READING TEXT -
▼


  3. JeffP says:

    From Andrew Sullivan today:

    “Bad Fiction: GOP ’12
    by WILL TRUMAN on DECEMBER 6, 2011
    The prospect of Donald Trump moderating a debate is what finally made things click.

    It occurred to me the other day as I was leaving a comment elsewhere: if someone had written a TV show and the plot followed the current Republican primary, I would have some serious problems with it. Namely, I would pan the show as unrealistic. A joke. Liberal Hollywood’s parody of what the Republican Party is.”

  4. BenDoubleCrossed says:

    Do you really want more campaign laws? Unconstitutional campaign laws are prior restraints on flesh and blood citizen’s rights to participate and create “State approved” “corporate” presses.

    Amendment 1
    Congress shall make no law respecting an establishment of religion, or prohibiting the free exercise thereof; or abridging the freedom of speech, or of the press; or the right of the people to peaceably assemble, and to petition the Government for a redress of grievances.

    Only Congress can violate the 1st Amendment. Freedom of assembly, speech and press are the tools of political campaigns and existing campaign laws abridge all three.

    Following reports of serious financial abuses in the 1972 Presidential campaign, Congress amended the FECA in 1974 to set limits on contributions by individuals, political parties and PACs. But politicians exempted the commercial media and created a State approved press.

▲

(Page layout parsing data)
▼

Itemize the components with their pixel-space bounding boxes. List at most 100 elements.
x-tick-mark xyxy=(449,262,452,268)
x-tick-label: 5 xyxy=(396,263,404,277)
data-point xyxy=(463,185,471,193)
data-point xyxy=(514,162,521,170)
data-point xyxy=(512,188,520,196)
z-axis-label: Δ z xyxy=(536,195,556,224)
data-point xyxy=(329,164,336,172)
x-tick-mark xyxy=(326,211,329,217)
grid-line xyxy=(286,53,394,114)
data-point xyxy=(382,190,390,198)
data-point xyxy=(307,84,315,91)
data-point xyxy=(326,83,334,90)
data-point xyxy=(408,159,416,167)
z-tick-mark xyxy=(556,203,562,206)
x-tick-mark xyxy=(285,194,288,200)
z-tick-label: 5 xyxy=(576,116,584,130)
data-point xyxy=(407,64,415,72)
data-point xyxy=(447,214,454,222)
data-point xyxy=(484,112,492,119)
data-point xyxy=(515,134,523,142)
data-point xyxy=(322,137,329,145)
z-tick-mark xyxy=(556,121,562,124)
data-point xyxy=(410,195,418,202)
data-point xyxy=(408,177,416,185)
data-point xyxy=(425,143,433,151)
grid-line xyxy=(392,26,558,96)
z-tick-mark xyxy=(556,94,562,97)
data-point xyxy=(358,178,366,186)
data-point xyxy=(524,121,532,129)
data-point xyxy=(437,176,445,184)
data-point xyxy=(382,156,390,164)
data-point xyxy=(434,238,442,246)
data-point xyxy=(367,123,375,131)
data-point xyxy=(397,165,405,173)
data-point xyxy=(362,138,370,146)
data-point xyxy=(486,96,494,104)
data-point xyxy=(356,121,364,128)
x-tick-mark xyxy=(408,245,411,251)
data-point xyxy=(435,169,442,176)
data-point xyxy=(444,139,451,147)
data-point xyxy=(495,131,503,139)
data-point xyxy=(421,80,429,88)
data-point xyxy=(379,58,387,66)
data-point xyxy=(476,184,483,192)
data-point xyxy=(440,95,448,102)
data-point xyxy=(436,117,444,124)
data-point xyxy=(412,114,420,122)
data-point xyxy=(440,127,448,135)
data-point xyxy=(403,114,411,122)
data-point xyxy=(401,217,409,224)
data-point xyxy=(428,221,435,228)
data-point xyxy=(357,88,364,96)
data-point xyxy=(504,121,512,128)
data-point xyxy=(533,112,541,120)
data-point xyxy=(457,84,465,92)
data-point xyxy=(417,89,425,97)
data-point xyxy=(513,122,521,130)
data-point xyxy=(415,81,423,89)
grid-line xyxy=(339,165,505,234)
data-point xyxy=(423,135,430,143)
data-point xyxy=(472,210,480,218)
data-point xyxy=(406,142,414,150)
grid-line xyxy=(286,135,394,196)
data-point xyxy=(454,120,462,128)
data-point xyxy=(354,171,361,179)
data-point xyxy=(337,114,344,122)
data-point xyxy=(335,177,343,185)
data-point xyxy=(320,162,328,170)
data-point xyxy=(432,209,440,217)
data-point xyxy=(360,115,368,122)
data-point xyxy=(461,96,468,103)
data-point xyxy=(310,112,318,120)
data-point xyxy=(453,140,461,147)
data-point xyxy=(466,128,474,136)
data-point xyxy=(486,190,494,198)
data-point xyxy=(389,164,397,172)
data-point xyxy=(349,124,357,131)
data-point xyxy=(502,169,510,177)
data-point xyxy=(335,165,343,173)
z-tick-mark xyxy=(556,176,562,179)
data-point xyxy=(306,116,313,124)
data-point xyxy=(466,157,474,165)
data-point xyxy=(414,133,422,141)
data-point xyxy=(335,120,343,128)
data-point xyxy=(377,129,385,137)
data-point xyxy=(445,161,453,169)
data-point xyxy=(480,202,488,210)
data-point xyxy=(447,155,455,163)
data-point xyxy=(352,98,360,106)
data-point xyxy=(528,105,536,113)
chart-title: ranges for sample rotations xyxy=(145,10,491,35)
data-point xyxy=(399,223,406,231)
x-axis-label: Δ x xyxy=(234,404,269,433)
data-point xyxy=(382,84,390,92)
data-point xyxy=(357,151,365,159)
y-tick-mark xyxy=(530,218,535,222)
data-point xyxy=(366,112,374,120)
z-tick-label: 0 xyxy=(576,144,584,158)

▲

TASKS TO PERFORM -
a: Copy the comment thread from "Amendment 1" down to "redress of grievances.", replacing "peaceably" with "peacefully".
b: According to the comment thread, in what year did Congress amend the FECA to set limits on contributions?
c: Write the next part of the comment thread, continuing after its last sentence.

ANSWERS TO THE EXERCISE -
a:
Amendment 1
    Congress shall make no law respecting an establishment of religion, or prohibiting the free exercise thereof; or abridging the freedom of speech, or of the press; or the right of the people to peacefully assemble, and to petition the Government for a redress of grievances.

b: 1974

c:
    2 USC 431 (9) (B) (i) The term “expenditure” does not include any news story, commentary, or editorial distributed through the facilities of any broadcasting station, newspaper, magazine, or other periodical publication, unless such facilities are owned or controlled by any political party, political committee, or candidate;

    If the United States Supreme Court defined freedom of religion using the same logic that campaign laws use to define a free press only the church or synagogue “as an institution” would enjoy freedom of religion, not its parishioners!

    The NRA bought a radio station to get around existing campaign laws. But flesh and blood citizens who share views on candidates and issues should not have to buy a media outlet to enjoy their 1st Amendment rights of assembly, speech and press. But people should be free to assemble their money and talents to make their voices heard and offset the voices of billionaires and corporations.

    We cannot rely on the commercial press to be unbiased and provide the information we need to remain free. Both Republicans and Democrats agree the press is biased and only differ on which networks and newspapers lack balance.

    In my opinion the idea of media being objective was a marketing ploy to sell newspapers:

    “It was not until the 1920s that you really get the notion of professional journalists, the way we think about them today,” says Michael Delli Carpini, dean of the Annenberg School of Communication at the University of Pennsylvania. “A lot of different schools of journalism started, codes of ethics were developed, the whole notion of the journalist as objective came into play …. of standing outside the story, telling both sides, of being factual rather than opinionated.”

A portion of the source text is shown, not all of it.